Information given
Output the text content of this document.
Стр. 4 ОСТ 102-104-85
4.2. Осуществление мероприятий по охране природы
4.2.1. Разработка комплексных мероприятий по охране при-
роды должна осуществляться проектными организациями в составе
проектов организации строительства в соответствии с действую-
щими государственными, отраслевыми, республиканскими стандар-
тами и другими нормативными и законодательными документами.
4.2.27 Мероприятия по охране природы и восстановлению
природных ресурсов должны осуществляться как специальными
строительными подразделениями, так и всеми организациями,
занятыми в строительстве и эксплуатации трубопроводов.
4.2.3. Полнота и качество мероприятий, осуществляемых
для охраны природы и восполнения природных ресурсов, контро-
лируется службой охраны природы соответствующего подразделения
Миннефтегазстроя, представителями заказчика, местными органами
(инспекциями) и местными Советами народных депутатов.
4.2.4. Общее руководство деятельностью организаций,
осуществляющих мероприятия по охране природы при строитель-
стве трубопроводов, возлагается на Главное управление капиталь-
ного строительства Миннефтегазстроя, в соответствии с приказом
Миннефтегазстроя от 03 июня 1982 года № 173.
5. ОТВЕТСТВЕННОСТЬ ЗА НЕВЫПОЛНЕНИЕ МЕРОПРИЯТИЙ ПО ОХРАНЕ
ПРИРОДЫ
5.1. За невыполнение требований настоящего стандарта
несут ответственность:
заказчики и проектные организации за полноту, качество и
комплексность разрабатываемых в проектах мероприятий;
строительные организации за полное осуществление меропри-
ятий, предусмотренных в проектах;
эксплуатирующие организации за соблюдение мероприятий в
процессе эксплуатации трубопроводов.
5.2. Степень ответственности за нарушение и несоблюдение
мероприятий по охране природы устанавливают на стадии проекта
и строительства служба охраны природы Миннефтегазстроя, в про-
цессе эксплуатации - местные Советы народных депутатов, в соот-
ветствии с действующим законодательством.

Short problem
Extract, word for word, each line of the listing above.

The reply
Output the text content of this document.
Стр. 4 ОСТ 102-104-85
4.2. Осуществление мероприятий по охране природы
4.2.1. Разработка комплексных мероприятий по охране при-
роды должна осуществляться проектными организациями в составе
проектов организации строительства в соответствии с действую-
щими государственными, отраслевыми, республиканскими стандар-
тами и другими нормативными и законодательными документами.
4.2.27 Мероприятия по охране природы и восстановлению
природных ресурсов должны осуществляться как специальными
строительными подразделениями, так и всеми организациями,
занятыми в строительстве и эксплуатации трубопроводов.
4.2.3. Полнота и качество мероприятий, осуществляемых
для охраны природы и восполнения природных ресурсов, контро-
лируется службой охраны природы соответствующего подразделения
Миннефтегазстроя, представителями заказчика, местными органами
(инспекциями) и местными Советами народных депутатов.
4.2.4. Общее руководство деятельностью организаций,
осуществляющих мероприятия по охране природы при строитель-
стве трубопроводов, возлагается на Главное управление капиталь-
ного строительства Миннефтегазстроя, в соответствии с приказом
Миннефтегазстроя от 03 июня 1982 года № 173.
5. ОТВЕТСТВЕННОСТЬ ЗА НЕВЫПОЛНЕНИЕ МЕРОПРИЯТИЙ ПО ОХРАНЕ
ПРИРОДЫ
5.1. За невыполнение требований настоящего стандарта
несут ответственность:
заказчики и проектные организации за полноту, качество и
комплексность разрабатываемых в проектах мероприятий;
строительные организации за полное осуществление меропри-
ятий, предусмотренных в проектах;
эксплуатирующие организации за соблюдение мероприятий в
процессе эксплуатации трубопроводов.
5.2. Степень ответственности за нарушение и несоблюдение
мероприятий по охране природы устанавливают на стадии проекта
и строительства служба охраны природы Миннефтегазстроя, в про-
цессе эксплуатации - местные Советы народных депутатов, в соот-
ветствии с действующим законодательством.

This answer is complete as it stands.